**What to work on**
Here are some entries; quote each one exactly.

Items from a data source
---
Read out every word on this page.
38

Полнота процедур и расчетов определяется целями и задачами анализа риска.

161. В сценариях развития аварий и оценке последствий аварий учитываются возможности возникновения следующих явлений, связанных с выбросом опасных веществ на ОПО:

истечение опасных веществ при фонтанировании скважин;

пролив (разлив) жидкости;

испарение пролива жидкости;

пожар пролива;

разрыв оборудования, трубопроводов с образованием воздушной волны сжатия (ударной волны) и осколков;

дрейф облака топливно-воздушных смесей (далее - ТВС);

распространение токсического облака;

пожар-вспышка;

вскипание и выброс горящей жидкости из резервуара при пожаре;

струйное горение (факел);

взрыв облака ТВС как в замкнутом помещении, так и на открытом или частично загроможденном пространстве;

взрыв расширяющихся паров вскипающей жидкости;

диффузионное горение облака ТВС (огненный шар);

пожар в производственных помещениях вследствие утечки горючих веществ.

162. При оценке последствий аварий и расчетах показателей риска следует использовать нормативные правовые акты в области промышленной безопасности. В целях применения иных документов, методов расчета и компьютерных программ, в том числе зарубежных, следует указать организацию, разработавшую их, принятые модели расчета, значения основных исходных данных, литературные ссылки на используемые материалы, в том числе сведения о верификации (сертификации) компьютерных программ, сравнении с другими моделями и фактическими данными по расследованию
---
**Solution below**
Read out every word on this page.
38

Полнота процедур и расчетов определяется целями и задачами анализа риска.

161. В сценариях развития аварий и оценке последствий аварий учитываются возможности возникновения следующих явлений, связанных с выбросом опасных веществ на ОПО:

истечение опасных веществ при фонтанировании скважин;

пролив (разлив) жидкости;

испарение пролива жидкости;

пожар пролива;

разрыв оборудования, трубопроводов с образованием воздушной волны сжатия (ударной волны) и осколков;

дрейф облака топливно-воздушных смесей (далее - ТВС);

распространение токсического облака;

пожар-вспышка;

вскипание и выброс горящей жидкости из резервуара при пожаре;

струйное горение (факел);

взрыв облака ТВС как в замкнутом помещении, так и на открытом или частично загроможденном пространстве;

взрыв расширяющихся паров вскипающей жидкости;

диффузионное горение облака ТВС (огненный шар);

пожар в производственных помещениях вследствие утечки горючих веществ.

162. При оценке последствий аварий и расчетах показателей риска следует использовать нормативные правовые акты в области промышленной безопасности. В целях применения иных документов, методов расчета и компьютерных программ, в том числе зарубежных, следует указать организацию, разработавшую их, принятые модели расчета, значения основных исходных данных, литературные ссылки на используемые материалы, в том числе сведения о верификации (сертификации) компьютерных программ, сравнении с другими моделями и фактическими данными по расследованию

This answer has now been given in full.